[Collected data entries]

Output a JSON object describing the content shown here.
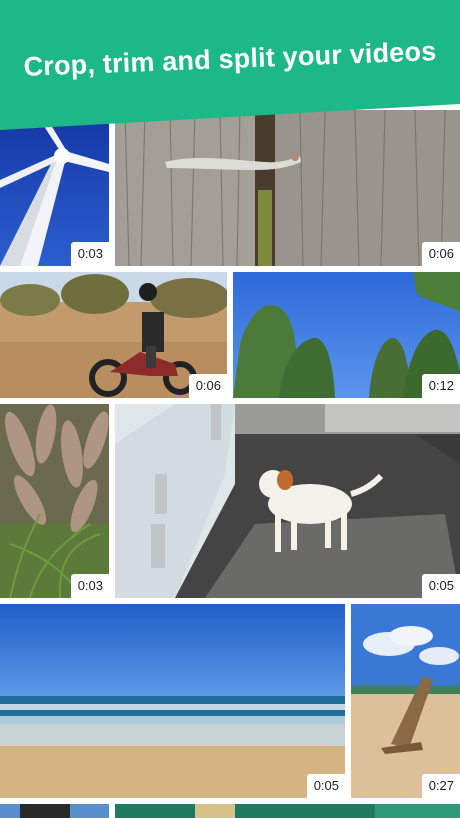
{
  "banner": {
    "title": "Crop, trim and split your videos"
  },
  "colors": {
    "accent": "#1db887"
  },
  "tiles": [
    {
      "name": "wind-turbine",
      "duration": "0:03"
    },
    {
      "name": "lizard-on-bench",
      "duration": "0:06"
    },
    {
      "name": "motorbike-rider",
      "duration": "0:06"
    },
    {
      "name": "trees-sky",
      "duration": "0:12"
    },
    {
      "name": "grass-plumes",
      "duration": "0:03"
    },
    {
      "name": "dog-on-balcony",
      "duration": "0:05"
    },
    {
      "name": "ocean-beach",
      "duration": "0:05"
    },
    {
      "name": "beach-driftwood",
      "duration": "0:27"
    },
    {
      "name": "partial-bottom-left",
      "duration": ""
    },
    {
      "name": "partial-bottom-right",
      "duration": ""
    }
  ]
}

--- Exercise description ---
Tell how many lines of the data include the word "bottom", and nothing else.

--- Expected answer ---
2